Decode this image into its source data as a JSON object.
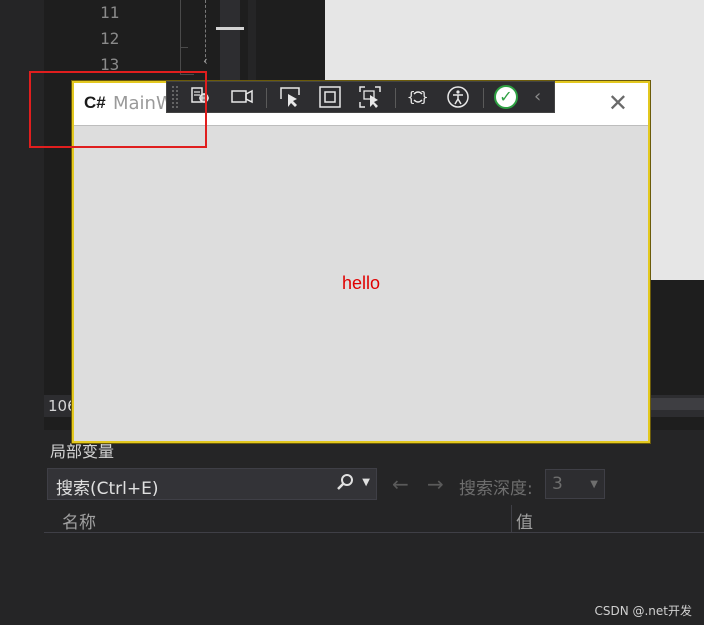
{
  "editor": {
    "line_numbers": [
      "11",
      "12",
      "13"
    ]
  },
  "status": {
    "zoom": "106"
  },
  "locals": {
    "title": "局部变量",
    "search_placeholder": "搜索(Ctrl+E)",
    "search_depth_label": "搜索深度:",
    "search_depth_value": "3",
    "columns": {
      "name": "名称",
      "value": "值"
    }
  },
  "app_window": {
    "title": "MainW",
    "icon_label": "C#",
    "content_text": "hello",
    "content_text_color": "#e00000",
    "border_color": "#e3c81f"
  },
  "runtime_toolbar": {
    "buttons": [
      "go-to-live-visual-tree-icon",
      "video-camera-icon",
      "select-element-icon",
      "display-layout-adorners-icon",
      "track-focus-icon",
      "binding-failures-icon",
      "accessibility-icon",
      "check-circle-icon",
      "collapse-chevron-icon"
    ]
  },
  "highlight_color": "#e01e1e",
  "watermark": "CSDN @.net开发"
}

_____

**Task details:**
Any pictures should be dropped; transcribe the rest of the records above exactly.

**Result of this task:**
Decode this image into its source data as a JSON object.
{
  "editor": {
    "line_numbers": [
      "11",
      "12",
      "13"
    ]
  },
  "status": {
    "zoom": "106"
  },
  "locals": {
    "title": "局部变量",
    "search_placeholder": "搜索(Ctrl+E)",
    "search_depth_label": "搜索深度:",
    "search_depth_value": "3",
    "columns": {
      "name": "名称",
      "value": "值"
    }
  },
  "app_window": {
    "title": "MainW",
    "icon_label": "C#",
    "content_text": "hello",
    "content_text_color": "#e00000",
    "border_color": "#e3c81f"
  },
  "runtime_toolbar": {
    "buttons": [
      "go-to-live-visual-tree-icon",
      "video-camera-icon",
      "select-element-icon",
      "display-layout-adorners-icon",
      "track-focus-icon",
      "binding-failures-icon",
      "accessibility-icon",
      "check-circle-icon",
      "collapse-chevron-icon"
    ]
  },
  "highlight_color": "#e01e1e",
  "watermark": "CSDN @.net开发"
}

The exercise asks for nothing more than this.